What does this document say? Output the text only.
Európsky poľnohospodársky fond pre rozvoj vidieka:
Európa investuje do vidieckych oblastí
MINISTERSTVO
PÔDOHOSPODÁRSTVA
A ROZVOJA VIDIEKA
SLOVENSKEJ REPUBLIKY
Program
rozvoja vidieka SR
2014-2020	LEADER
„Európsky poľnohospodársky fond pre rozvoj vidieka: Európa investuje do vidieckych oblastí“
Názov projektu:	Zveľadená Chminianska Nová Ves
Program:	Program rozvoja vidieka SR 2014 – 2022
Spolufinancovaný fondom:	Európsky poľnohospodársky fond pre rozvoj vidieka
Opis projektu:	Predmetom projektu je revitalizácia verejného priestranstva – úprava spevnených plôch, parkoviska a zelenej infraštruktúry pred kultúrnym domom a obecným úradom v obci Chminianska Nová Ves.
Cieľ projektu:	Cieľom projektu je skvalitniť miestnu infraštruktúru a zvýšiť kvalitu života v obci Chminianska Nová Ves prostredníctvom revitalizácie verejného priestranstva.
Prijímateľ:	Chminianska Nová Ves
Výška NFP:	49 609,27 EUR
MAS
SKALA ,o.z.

§ **WORK TO BE COMPLETED**
Scan the material above. Copy each line that holds the word "Európa".

§ **TASK ANSWER**
Európa investuje do vidieckych oblastí
„Európsky poľnohospodársky fond pre rozvoj vidieka: Európa investuje do vidieckych oblastí“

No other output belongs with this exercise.